(Dataset listings of figures)
## BEGIN

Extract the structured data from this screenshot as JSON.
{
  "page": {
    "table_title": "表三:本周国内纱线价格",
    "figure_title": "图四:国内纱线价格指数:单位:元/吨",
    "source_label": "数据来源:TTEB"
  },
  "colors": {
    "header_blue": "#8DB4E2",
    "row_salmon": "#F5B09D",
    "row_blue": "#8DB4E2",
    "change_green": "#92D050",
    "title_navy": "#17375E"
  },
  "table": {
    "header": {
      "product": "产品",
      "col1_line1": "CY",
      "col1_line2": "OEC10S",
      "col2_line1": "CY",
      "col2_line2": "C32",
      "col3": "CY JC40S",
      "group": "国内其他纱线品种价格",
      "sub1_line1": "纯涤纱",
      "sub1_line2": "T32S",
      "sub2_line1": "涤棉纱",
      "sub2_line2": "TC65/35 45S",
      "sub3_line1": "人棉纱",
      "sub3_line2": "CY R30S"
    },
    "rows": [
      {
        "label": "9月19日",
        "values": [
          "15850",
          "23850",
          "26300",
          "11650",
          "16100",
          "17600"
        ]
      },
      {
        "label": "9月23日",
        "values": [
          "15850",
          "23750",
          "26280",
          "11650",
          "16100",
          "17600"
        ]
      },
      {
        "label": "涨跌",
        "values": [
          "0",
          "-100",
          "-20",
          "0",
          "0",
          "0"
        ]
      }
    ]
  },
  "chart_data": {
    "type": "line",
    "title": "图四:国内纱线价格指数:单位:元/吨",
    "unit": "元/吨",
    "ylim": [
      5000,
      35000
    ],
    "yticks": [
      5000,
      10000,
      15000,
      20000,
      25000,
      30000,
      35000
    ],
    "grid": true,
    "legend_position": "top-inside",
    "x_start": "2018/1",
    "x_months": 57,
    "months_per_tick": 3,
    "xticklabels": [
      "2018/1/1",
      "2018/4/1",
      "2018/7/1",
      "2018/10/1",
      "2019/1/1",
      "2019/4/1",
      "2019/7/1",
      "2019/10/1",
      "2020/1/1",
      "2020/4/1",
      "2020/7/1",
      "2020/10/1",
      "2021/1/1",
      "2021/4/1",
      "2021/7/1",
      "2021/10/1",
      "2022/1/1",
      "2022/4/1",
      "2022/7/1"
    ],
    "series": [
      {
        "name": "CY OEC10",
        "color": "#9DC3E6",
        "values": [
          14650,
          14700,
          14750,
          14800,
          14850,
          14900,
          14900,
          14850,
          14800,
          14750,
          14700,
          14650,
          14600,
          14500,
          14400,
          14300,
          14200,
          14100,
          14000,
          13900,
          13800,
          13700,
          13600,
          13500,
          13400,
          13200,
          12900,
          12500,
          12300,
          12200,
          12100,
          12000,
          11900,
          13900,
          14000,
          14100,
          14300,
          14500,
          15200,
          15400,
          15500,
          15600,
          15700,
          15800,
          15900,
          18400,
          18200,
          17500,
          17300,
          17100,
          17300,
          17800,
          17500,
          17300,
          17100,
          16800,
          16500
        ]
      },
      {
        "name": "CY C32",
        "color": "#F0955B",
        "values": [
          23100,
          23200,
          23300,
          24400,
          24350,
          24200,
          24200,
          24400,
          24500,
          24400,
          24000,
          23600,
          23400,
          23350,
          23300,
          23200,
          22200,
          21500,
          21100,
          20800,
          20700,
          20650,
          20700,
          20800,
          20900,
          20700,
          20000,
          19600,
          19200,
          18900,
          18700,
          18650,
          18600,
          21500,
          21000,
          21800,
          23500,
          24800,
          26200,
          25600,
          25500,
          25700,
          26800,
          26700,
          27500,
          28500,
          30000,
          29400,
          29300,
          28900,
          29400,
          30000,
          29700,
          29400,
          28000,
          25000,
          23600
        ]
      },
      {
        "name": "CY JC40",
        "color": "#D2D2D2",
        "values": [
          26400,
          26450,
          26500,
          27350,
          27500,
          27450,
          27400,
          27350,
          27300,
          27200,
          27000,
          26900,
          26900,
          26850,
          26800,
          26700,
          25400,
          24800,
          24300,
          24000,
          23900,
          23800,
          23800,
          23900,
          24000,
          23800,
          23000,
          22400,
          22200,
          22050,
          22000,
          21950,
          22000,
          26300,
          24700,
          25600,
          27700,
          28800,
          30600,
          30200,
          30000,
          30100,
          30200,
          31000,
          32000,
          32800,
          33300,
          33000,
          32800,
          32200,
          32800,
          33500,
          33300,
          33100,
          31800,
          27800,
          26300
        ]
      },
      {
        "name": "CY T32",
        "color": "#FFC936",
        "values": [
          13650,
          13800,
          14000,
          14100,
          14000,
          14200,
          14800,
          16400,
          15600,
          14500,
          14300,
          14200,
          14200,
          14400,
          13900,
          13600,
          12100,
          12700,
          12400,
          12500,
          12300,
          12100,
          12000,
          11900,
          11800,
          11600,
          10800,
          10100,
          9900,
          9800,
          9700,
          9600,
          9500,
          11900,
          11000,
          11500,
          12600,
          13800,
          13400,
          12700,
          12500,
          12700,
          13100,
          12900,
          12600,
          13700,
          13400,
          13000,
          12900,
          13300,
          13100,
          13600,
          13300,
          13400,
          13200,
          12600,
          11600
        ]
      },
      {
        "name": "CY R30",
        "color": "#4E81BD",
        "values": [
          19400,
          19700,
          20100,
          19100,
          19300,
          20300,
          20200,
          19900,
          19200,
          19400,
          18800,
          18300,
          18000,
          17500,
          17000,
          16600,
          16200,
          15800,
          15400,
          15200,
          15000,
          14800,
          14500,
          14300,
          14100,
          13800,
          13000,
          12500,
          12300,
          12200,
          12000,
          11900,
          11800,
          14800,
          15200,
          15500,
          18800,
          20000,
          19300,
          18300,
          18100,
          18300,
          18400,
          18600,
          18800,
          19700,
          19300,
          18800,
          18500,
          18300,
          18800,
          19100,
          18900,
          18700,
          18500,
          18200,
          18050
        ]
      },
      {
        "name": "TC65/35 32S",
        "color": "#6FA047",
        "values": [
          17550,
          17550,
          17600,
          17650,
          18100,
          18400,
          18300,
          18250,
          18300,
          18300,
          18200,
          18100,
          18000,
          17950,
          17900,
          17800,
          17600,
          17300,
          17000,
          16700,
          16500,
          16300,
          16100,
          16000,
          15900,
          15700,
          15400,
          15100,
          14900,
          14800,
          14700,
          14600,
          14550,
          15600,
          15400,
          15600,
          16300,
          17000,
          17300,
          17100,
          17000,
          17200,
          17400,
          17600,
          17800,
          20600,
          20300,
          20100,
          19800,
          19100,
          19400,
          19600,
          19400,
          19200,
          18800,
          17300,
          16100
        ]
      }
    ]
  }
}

## END

- [Task details]: All lines in the data that contain the word "name" should be copied.

- [Response]:
        "name": "CY OEC10",
        "name": "CY C32",
        "name": "CY JC40",
        "name": "CY T32",
        "name": "CY R30",
        "name": "TC65/35 32S",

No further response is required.